● **Written instruction**: In the listing that follows, count each line where the word "were" appears; write nothing but the count.

(Records from a data source)
—————

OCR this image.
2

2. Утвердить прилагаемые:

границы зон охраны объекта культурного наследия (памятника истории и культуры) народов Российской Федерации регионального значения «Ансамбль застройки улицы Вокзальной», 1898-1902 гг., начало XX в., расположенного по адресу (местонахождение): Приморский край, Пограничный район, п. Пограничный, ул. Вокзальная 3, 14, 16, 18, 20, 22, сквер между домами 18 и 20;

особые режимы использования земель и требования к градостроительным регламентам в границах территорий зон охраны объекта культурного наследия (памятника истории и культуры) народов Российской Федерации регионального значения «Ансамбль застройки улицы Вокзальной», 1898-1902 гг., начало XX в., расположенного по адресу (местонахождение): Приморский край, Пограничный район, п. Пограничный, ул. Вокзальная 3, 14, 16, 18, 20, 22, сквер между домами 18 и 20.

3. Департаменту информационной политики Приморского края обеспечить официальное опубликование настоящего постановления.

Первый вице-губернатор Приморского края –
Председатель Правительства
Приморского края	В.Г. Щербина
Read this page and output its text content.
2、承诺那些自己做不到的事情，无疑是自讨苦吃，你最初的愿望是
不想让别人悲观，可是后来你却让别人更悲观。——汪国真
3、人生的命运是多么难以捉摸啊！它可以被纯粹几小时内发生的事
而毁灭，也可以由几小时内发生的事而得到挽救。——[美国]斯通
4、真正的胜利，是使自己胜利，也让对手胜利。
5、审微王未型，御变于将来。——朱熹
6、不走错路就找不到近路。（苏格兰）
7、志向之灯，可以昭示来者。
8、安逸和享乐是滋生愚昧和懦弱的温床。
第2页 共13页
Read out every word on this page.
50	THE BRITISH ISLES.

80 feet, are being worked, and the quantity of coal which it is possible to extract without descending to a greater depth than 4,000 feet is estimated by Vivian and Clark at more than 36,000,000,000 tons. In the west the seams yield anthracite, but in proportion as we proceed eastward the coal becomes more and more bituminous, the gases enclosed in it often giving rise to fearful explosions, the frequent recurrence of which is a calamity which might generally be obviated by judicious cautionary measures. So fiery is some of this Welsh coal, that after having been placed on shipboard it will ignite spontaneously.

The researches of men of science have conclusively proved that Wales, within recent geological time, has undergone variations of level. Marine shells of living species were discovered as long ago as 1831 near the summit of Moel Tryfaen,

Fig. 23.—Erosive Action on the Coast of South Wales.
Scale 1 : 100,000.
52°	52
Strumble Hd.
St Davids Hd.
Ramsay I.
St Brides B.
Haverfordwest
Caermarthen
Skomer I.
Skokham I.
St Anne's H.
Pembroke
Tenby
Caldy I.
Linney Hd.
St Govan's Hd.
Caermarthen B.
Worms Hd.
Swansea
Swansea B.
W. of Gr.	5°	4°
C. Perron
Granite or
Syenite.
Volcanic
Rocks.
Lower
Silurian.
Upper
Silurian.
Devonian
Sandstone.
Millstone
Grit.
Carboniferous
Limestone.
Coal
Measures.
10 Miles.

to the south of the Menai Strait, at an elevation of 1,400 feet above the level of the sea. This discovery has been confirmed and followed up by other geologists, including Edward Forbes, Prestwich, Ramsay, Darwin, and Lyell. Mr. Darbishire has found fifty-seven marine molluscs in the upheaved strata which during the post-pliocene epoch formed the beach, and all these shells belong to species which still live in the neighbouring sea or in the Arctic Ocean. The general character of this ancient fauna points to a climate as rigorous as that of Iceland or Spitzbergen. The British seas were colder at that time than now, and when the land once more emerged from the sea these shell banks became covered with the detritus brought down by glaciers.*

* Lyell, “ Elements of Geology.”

—————

● **Full answer**: 2